Written task –
Every line with the word "Sincerely" in it should be extracted from the data that follows.
# START OF Records for processing
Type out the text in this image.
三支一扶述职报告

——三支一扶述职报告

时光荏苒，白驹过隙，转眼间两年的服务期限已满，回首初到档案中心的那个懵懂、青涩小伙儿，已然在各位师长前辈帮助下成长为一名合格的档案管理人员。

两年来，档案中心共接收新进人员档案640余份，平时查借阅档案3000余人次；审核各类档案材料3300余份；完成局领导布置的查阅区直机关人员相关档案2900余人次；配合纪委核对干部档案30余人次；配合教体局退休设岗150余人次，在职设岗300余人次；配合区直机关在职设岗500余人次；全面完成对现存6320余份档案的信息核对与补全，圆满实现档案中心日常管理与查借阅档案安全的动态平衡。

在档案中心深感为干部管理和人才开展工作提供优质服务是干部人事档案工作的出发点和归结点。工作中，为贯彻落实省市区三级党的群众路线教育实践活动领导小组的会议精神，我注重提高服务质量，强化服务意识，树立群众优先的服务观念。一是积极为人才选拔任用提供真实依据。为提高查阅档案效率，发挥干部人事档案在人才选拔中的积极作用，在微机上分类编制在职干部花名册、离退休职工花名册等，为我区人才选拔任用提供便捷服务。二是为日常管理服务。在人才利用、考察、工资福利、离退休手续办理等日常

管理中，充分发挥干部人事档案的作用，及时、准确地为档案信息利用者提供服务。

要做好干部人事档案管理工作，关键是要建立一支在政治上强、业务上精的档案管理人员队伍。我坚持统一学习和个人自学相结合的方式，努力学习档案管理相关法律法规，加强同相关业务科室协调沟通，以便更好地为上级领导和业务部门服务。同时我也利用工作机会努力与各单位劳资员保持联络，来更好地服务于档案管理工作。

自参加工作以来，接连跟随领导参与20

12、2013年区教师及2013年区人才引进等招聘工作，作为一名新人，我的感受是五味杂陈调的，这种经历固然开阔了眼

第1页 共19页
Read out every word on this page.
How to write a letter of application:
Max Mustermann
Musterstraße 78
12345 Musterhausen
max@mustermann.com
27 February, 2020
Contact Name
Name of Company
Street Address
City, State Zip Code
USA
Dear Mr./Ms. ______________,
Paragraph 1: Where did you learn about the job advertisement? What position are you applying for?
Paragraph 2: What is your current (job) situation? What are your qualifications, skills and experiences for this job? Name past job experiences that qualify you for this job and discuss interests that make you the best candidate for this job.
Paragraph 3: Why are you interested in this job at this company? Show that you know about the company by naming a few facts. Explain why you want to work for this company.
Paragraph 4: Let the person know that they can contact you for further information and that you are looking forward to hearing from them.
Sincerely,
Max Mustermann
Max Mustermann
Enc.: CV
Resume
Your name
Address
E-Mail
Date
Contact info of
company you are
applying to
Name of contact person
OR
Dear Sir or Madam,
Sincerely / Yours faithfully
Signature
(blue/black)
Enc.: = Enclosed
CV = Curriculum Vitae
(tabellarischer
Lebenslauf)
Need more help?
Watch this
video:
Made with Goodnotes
# END OF Records for processing
Task answer –
Sincerely,
Sincerely / Yours faithfully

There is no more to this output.